Render every line of the data below as a Markdown table with two columns, Row and Line, numbering each row and omitting blank lines.
=== Exercise data ===
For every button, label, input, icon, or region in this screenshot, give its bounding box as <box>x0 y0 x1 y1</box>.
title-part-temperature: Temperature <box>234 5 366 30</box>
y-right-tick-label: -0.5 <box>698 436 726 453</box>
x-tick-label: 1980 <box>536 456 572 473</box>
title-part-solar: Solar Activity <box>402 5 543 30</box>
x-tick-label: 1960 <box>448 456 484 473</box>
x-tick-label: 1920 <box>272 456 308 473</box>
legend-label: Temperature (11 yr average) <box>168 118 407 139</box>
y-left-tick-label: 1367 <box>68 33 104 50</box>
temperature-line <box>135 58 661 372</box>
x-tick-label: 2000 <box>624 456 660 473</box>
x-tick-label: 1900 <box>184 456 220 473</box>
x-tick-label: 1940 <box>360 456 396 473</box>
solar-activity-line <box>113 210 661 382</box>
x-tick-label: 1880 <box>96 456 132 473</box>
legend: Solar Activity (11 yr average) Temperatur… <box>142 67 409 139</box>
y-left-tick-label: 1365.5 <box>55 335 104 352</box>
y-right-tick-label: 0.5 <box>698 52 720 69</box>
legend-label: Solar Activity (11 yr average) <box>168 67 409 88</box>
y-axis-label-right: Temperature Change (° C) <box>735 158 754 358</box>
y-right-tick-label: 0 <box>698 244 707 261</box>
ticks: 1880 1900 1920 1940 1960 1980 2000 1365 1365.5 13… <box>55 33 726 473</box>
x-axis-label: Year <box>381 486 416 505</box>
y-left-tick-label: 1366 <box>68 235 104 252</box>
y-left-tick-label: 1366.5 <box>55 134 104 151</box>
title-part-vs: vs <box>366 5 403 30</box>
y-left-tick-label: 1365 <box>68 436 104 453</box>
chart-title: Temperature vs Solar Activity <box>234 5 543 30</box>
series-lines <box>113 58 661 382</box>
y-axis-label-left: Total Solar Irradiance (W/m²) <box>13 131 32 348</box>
===
### Task response
| Row | Line |
|---|---|
| 1 | For every button, label, input, icon, or region in this screenshot, give its bounding box as <box>x0 y0 x1 y1</box>. |
| 2 | title-part-temperature: Temperature <box>234 5 366 30</box> |
| 3 | y-right-tick-label: -0.5 <box>698 436 726 453</box> |
| 4 | x-tick-label: 1980 <box>536 456 572 473</box> |
| 5 | title-part-solar: Solar Activity <box>402 5 543 30</box> |
| 6 | x-tick-label: 1960 <box>448 456 484 473</box> |
| 7 | x-tick-label: 1920 <box>272 456 308 473</box> |
| 8 | legend-label: Temperature (11 yr average) <box>168 118 407 139</box> |
| 9 | y-left-tick-label: 1367 <box>68 33 104 50</box> |
| 10 | temperature-line <box>135 58 661 372</box> |
| 11 | x-tick-label: 2000 <box>624 456 660 473</box> |
| 12 | x-tick-label: 1900 <box>184 456 220 473</box> |
| 13 | x-tick-label: 1940 <box>360 456 396 473</box> |
| 14 | solar-activity-line <box>113 210 661 382</box> |
| 15 | x-tick-label: 1880 <box>96 456 132 473</box> |
| 16 | legend: Solar Activity (11 yr average) Temperatur… <box>142 67 409 139</box> |
| 17 | y-left-tick-label: 1365.5 <box>55 335 104 352</box> |
| 18 | y-right-tick-label: 0.5 <box>698 52 720 69</box> |
| 19 | legend-label: Solar Activity (11 yr average) <box>168 67 409 88</box> |
| 20 | y-axis-label-right: Temperature Change (° C) <box>735 158 754 358</box> |
| 21 | y-right-tick-label: 0 <box>698 244 707 261</box> |
| 22 | ticks: 1880 1900 1920 1940 1960 1980 2000 1365 1365.5 13… <box>55 33 726 473</box> |
| 23 | x-axis-label: Year <box>381 486 416 505</box> |
| 24 | y-left-tick-label: 1366 <box>68 235 104 252</box> |
| 25 | y-left-tick-label: 1366.5 <box>55 134 104 151</box> |
| 26 | title-part-vs: vs <box>366 5 403 30</box> |
| 27 | y-left-tick-label: 1365 <box>68 436 104 453</box> |
| 28 | chart-title: Temperature vs Solar Activity <box>234 5 543 30</box> |
| 29 | series-lines <box>113 58 661 382</box> |
| 30 | y-axis-label-left: Total Solar Irradiance (W/m²) <box>13 131 32 348</box> |